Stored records
- - - - -

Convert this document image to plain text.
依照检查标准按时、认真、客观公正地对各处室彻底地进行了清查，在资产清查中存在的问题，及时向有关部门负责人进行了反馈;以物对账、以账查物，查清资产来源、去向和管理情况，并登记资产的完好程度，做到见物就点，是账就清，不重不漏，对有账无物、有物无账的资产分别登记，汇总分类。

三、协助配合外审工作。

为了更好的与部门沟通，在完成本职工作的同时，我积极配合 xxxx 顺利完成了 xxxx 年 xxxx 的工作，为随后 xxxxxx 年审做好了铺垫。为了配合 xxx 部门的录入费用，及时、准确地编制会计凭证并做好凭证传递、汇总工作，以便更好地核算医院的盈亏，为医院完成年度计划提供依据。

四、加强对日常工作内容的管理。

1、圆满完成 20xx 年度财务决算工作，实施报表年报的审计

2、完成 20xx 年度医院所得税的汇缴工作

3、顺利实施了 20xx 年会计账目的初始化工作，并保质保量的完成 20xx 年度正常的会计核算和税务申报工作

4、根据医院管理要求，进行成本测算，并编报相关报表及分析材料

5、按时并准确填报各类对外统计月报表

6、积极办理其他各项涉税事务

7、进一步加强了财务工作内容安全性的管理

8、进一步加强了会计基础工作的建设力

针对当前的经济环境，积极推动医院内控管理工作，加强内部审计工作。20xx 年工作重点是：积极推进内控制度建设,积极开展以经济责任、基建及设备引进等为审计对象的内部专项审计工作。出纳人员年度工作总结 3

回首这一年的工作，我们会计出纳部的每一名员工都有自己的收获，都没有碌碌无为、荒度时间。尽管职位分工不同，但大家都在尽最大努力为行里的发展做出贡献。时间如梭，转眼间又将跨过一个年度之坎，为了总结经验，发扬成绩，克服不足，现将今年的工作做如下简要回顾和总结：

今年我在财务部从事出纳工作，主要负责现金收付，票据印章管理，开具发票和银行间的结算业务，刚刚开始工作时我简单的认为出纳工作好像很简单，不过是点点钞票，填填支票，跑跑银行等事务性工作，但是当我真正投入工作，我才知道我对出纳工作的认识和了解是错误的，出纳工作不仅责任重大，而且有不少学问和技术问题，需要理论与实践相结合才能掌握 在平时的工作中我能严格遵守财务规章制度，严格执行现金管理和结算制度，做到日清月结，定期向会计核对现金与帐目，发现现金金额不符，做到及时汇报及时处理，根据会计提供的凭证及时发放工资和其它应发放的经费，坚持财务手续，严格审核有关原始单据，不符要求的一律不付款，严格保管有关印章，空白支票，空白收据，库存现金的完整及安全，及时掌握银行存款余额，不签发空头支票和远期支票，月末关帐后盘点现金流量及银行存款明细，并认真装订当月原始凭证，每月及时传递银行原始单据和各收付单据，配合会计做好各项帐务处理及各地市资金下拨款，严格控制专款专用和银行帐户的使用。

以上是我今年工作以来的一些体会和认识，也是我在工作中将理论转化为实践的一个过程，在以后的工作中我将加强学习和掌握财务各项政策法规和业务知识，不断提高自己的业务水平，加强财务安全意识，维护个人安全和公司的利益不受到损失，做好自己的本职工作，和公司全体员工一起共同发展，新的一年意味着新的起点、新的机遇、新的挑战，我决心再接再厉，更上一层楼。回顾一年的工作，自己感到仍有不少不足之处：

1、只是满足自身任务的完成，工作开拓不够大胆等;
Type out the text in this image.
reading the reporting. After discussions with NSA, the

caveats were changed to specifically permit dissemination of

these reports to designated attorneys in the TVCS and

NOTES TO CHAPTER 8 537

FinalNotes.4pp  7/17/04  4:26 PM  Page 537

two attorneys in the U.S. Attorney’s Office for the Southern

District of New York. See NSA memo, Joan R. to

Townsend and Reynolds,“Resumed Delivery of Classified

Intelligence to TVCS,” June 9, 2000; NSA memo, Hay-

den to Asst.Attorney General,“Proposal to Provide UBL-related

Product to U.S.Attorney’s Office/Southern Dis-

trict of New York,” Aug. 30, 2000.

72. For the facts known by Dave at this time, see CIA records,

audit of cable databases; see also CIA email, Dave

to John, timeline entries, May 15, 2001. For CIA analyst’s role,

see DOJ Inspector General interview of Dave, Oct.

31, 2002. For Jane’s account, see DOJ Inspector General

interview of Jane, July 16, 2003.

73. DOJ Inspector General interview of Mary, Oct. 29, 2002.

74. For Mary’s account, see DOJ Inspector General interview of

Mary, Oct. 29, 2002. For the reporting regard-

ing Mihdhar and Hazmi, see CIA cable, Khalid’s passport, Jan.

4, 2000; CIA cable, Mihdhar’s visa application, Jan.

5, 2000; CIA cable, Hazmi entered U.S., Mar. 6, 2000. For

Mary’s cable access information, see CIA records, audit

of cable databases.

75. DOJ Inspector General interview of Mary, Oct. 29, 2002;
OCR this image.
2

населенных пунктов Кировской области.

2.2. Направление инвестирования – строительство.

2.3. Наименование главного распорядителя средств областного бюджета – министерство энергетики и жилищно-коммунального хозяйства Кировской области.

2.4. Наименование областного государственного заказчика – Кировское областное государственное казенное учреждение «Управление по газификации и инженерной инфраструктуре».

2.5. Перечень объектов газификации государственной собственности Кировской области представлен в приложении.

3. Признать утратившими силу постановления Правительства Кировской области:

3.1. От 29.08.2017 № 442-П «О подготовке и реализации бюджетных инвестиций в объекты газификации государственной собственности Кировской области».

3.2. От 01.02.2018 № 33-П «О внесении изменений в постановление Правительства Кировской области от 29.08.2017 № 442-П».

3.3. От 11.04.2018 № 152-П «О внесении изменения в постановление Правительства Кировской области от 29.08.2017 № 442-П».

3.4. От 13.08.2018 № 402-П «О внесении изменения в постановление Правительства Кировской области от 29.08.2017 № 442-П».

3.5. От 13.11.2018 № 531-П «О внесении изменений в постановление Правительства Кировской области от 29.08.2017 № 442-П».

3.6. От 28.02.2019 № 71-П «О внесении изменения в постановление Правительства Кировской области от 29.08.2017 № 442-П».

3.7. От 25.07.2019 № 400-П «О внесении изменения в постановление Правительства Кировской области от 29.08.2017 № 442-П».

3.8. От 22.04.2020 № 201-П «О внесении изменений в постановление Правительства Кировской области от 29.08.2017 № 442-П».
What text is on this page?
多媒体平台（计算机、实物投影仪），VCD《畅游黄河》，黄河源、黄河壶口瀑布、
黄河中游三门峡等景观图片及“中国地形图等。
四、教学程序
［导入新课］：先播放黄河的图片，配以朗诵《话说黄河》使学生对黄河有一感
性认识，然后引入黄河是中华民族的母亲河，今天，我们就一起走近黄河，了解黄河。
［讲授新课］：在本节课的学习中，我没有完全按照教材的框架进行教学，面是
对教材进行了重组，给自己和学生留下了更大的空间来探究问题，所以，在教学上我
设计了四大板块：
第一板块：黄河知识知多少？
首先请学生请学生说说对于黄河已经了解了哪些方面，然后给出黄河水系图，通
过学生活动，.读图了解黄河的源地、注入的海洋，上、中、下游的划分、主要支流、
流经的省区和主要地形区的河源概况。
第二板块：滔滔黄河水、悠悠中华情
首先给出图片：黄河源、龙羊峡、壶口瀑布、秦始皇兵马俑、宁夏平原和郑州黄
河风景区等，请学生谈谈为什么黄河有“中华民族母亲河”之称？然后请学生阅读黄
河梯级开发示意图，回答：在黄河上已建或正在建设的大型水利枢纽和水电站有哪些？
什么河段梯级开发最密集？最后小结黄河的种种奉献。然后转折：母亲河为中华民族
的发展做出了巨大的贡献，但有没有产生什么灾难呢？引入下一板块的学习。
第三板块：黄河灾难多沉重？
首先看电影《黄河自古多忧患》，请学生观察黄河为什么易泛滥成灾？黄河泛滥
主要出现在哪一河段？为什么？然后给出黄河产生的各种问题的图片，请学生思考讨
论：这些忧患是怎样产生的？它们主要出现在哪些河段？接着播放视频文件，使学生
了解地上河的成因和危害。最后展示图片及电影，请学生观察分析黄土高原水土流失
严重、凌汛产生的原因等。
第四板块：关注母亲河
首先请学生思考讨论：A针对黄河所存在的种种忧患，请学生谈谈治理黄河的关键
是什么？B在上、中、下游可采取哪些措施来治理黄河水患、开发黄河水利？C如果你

- - - - -

_WORK TO DO_: Gather each line that holds "account".

_CORRECT RESPONSE_:
31, 2002. For Jane’s account, see DOJ Inspector General
74. For Mary’s account, see DOJ Inspector General interview of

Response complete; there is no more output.